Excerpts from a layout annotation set
+++++

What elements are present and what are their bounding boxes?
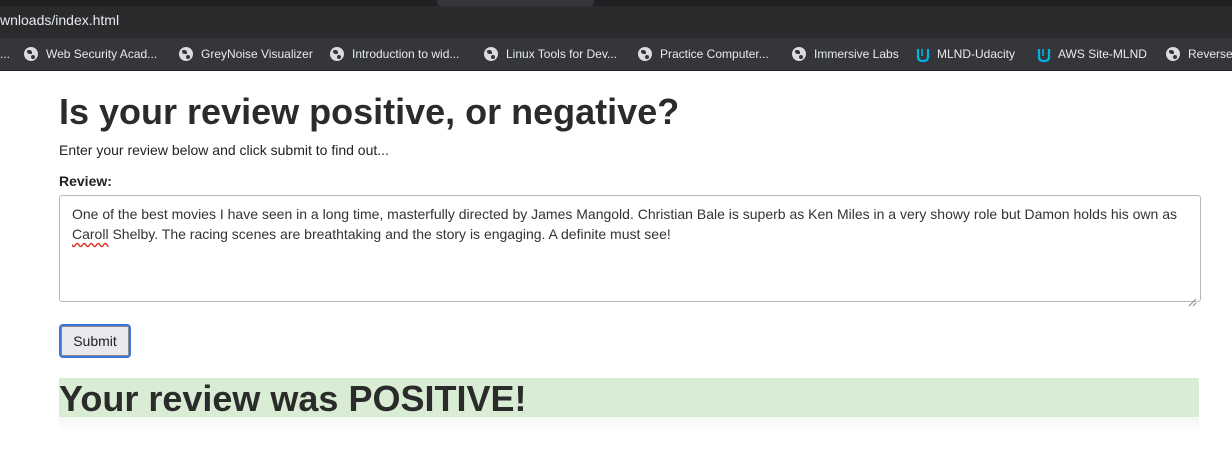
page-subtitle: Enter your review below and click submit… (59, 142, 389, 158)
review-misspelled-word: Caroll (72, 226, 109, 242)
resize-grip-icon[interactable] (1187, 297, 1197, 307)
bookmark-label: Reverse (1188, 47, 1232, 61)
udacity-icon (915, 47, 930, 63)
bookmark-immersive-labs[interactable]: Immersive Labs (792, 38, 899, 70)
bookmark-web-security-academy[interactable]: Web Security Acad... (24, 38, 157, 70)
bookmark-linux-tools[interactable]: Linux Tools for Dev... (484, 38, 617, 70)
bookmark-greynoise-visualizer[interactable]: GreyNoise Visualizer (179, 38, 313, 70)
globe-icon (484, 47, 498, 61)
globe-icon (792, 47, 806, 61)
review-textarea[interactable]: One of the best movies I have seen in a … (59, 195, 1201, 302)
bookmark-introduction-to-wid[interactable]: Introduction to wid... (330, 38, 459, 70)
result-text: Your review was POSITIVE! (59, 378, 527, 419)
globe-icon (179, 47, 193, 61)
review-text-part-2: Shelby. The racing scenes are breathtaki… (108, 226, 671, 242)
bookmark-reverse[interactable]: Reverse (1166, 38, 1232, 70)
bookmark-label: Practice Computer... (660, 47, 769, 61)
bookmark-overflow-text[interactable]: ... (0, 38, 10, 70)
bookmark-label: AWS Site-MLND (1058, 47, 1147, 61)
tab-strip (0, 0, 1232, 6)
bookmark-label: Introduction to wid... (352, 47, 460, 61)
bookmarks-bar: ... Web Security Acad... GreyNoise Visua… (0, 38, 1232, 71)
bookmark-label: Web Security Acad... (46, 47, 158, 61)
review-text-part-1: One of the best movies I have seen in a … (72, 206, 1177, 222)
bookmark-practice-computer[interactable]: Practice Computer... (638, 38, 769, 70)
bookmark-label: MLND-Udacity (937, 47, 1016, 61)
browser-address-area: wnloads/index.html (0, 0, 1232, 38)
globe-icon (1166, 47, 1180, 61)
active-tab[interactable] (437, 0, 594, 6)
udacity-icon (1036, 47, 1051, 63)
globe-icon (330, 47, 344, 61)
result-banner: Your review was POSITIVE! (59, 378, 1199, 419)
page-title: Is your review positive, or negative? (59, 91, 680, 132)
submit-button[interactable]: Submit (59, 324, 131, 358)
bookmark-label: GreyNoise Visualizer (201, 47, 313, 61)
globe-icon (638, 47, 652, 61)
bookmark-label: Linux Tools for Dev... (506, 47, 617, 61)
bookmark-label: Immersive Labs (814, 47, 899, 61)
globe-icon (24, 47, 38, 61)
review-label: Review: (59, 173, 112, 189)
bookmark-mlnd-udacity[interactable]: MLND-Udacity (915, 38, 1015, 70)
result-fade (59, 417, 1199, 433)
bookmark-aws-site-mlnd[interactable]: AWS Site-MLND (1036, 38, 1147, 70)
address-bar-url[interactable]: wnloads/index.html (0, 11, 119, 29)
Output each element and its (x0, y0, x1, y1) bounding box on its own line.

+++++

• [PROMPT]: Rewrite every line of the material above as a Markdown table with the columns "Row" and "Line". Row holds a running number and Line holds the line's text. Skip blank lines and leave the pictures out.

• [ANSWER IN FULL]:
| Row | Line |
|---|---|
| 1 | What elements are present and what are their bounding boxes? |
| 2 | page-subtitle: Enter your review below and click submit… (59, 142, 389, 158) |
| 3 | review-misspelled-word: Caroll (72, 226, 109, 242) |
| 4 | resize-grip-icon[interactable] (1187, 297, 1197, 307) |
| 5 | bookmark-label: Reverse (1188, 47, 1232, 61) |
| 6 | udacity-icon (915, 47, 930, 63) |
| 7 | bookmark-immersive-labs[interactable]: Immersive Labs (792, 38, 899, 70) |
| 8 | bookmark-web-security-academy[interactable]: Web Security Acad... (24, 38, 157, 70) |
| 9 | bookmark-linux-tools[interactable]: Linux Tools for Dev... (484, 38, 617, 70) |
| 10 | bookmark-greynoise-visualizer[interactable]: GreyNoise Visualizer (179, 38, 313, 70) |
| 11 | globe-icon (484, 47, 498, 61) |
| 12 | globe-icon (792, 47, 806, 61) |
| 13 | review-textarea[interactable]: One of the best movies I have seen in a … (59, 195, 1201, 302) |
| 14 | bookmark-introduction-to-wid[interactable]: Introduction to wid... (330, 38, 459, 70) |
| 15 | result-text: Your review was POSITIVE! (59, 378, 527, 419) |
| 16 | globe-icon (179, 47, 193, 61) |
| 17 | review-text-part-2: Shelby. The racing scenes are breathtaki… (108, 226, 671, 242) |
| 18 | bookmark-reverse[interactable]: Reverse (1166, 38, 1232, 70) |
| 19 | bookmark-label: Practice Computer... (660, 47, 769, 61) |
| 20 | bookmark-overflow-text[interactable]: ... (0, 38, 10, 70) |
| 21 | bookmark-label: AWS Site-MLND (1058, 47, 1147, 61) |
| 22 | tab-strip (0, 0, 1232, 6) |
| 23 | bookmark-label: Introduction to wid... (352, 47, 460, 61) |
| 24 | bookmarks-bar: ... Web Security Acad... GreyNoise Visua… (0, 38, 1232, 71) |
| 25 | bookmark-label: Web Security Acad... (46, 47, 158, 61) |
| 26 | review-text-part-1: One of the best movies I have seen in a … (72, 206, 1177, 222) |
| 27 | bookmark-practice-computer[interactable]: Practice Computer... (638, 38, 769, 70) |
| 28 | bookmark-label: MLND-Udacity (937, 47, 1016, 61) |
| 29 | browser-address-area: wnloads/index.html (0, 0, 1232, 38) |
| 30 | globe-icon (1166, 47, 1180, 61) |
| 31 | active-tab[interactable] (437, 0, 594, 6) |
| 32 | udacity-icon (1036, 47, 1051, 63) |
| 33 | globe-icon (330, 47, 344, 61) |
| 34 | result-banner: Your review was POSITIVE! (59, 378, 1199, 419) |
| 35 | page-title: Is your review positive, or negative? (59, 91, 680, 132) |
| 36 | submit-button[interactable]: Submit (59, 324, 131, 358) |
| 37 | bookmark-label: GreyNoise Visualizer (201, 47, 313, 61) |
| 38 | globe-icon (638, 47, 652, 61) |
| 39 | bookmark-label: Linux Tools for Dev... (506, 47, 617, 61) |
| 40 | bookmark-label: Immersive Labs (814, 47, 899, 61) |
| 41 | globe-icon (24, 47, 38, 61) |
| 42 | review-label: Review: (59, 173, 112, 189) |
| 43 | bookmark-mlnd-udacity[interactable]: MLND-Udacity (915, 38, 1015, 70) |
| 44 | result-fade (59, 417, 1199, 433) |
| 45 | bookmark-aws-site-mlnd[interactable]: AWS Site-MLND (1036, 38, 1147, 70) |
| 46 | address-bar-url[interactable]: wnloads/index.html (0, 11, 119, 29) |
| 47 | Output each element and its (x0, y0, x1, y1) bounding box on its own line. |